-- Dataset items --
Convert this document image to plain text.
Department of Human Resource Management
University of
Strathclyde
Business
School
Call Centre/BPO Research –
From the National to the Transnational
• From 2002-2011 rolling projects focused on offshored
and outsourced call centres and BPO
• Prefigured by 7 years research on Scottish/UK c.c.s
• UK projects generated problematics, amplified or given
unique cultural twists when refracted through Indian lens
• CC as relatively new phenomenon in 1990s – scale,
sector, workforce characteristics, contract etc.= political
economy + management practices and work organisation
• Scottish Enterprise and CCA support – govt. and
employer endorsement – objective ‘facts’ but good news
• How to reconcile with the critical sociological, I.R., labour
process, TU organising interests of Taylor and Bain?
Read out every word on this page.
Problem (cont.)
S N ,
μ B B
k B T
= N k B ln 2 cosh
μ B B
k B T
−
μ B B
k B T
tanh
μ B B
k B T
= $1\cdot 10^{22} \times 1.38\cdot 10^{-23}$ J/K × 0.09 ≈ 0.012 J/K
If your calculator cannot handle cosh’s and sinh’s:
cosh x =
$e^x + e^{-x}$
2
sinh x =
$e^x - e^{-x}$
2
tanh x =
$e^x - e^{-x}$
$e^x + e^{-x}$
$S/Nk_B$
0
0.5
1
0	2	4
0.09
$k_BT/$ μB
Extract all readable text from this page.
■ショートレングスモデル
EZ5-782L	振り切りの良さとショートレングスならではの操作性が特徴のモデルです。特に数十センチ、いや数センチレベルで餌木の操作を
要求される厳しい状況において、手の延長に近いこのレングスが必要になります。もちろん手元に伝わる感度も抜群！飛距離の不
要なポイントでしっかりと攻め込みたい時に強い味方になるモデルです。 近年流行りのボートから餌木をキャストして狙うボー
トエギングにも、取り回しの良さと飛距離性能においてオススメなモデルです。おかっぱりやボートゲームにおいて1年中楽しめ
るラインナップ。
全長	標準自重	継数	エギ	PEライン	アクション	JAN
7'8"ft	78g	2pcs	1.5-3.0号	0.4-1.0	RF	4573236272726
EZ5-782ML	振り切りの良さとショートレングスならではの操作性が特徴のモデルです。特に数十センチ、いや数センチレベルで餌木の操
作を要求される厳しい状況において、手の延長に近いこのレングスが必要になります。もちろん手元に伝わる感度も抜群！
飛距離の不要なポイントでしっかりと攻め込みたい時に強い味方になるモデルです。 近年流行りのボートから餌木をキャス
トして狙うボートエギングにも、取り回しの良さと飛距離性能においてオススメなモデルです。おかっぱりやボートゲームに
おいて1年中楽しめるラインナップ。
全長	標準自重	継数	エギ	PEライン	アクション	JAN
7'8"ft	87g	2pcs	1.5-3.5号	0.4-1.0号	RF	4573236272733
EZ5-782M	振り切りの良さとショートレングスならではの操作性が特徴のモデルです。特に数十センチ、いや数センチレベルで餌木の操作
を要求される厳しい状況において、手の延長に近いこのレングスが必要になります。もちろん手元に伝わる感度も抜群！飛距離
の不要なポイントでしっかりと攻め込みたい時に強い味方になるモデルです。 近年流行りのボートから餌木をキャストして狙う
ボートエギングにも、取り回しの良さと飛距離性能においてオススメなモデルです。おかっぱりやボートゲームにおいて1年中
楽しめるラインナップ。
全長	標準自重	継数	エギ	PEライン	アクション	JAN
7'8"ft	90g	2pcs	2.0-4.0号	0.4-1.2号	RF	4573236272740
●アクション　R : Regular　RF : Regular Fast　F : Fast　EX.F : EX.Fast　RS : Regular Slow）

-- Problem --
Repeat every record, keeping each word and mark exactly as it is.

-- The solution --
Convert this document image to plain text.
Department of Human Resource Management
University of
Strathclyde
Business
School
Call Centre/BPO Research –
From the National to the Transnational
• From 2002-2011 rolling projects focused on offshored
and outsourced call centres and BPO
• Prefigured by 7 years research on Scottish/UK c.c.s
• UK projects generated problematics, amplified or given
unique cultural twists when refracted through Indian lens
• CC as relatively new phenomenon in 1990s – scale,
sector, workforce characteristics, contract etc.= political
economy + management practices and work organisation
• Scottish Enterprise and CCA support – govt. and
employer endorsement – objective ‘facts’ but good news
• How to reconcile with the critical sociological, I.R., labour
process, TU organising interests of Taylor and Bain?
Read out every word on this page.
Problem (cont.)
S N ,
μ B B
k B T
= N k B ln 2 cosh
μ B B
k B T
−
μ B B
k B T
tanh
μ B B
k B T
= $1\cdot 10^{22} \times 1.38\cdot 10^{-23}$ J/K × 0.09 ≈ 0.012 J/K
If your calculator cannot handle cosh’s and sinh’s:
cosh x =
$e^x + e^{-x}$
2
sinh x =
$e^x - e^{-x}$
2
tanh x =
$e^x - e^{-x}$
$e^x + e^{-x}$
$S/Nk_B$
0
0.5
1
0	2	4
0.09
$k_BT/$ μB
Extract all readable text from this page.
■ショートレングスモデル
EZ5-782L	振り切りの良さとショートレングスならではの操作性が特徴のモデルです。特に数十センチ、いや数センチレベルで餌木の操作を
要求される厳しい状況において、手の延長に近いこのレングスが必要になります。もちろん手元に伝わる感度も抜群！飛距離の不
要なポイントでしっかりと攻め込みたい時に強い味方になるモデルです。 近年流行りのボートから餌木をキャストして狙うボー
トエギングにも、取り回しの良さと飛距離性能においてオススメなモデルです。おかっぱりやボートゲームにおいて1年中楽しめ
るラインナップ。
全長	標準自重	継数	エギ	PEライン	アクション	JAN
7'8"ft	78g	2pcs	1.5-3.0号	0.4-1.0	RF	4573236272726
EZ5-782ML	振り切りの良さとショートレングスならではの操作性が特徴のモデルです。特に数十センチ、いや数センチレベルで餌木の操
作を要求される厳しい状況において、手の延長に近いこのレングスが必要になります。もちろん手元に伝わる感度も抜群！
飛距離の不要なポイントでしっかりと攻め込みたい時に強い味方になるモデルです。 近年流行りのボートから餌木をキャス
トして狙うボートエギングにも、取り回しの良さと飛距離性能においてオススメなモデルです。おかっぱりやボートゲームに
おいて1年中楽しめるラインナップ。
全長	標準自重	継数	エギ	PEライン	アクション	JAN
7'8"ft	87g	2pcs	1.5-3.5号	0.4-1.0号	RF	4573236272733
EZ5-782M	振り切りの良さとショートレングスならではの操作性が特徴のモデルです。特に数十センチ、いや数センチレベルで餌木の操作
を要求される厳しい状況において、手の延長に近いこのレングスが必要になります。もちろん手元に伝わる感度も抜群！飛距離
の不要なポイントでしっかりと攻め込みたい時に強い味方になるモデルです。 近年流行りのボートから餌木をキャストして狙う
ボートエギングにも、取り回しの良さと飛距離性能においてオススメなモデルです。おかっぱりやボートゲームにおいて1年中
楽しめるラインナップ。
全長	標準自重	継数	エギ	PEライン	アクション	JAN
7'8"ft	90g	2pcs	2.0-4.0号	0.4-1.2号	RF	4573236272740
●アクション　R : Regular　RF : Regular Fast　F : Fast　EX.F : EX.Fast　RS : Regular Slow）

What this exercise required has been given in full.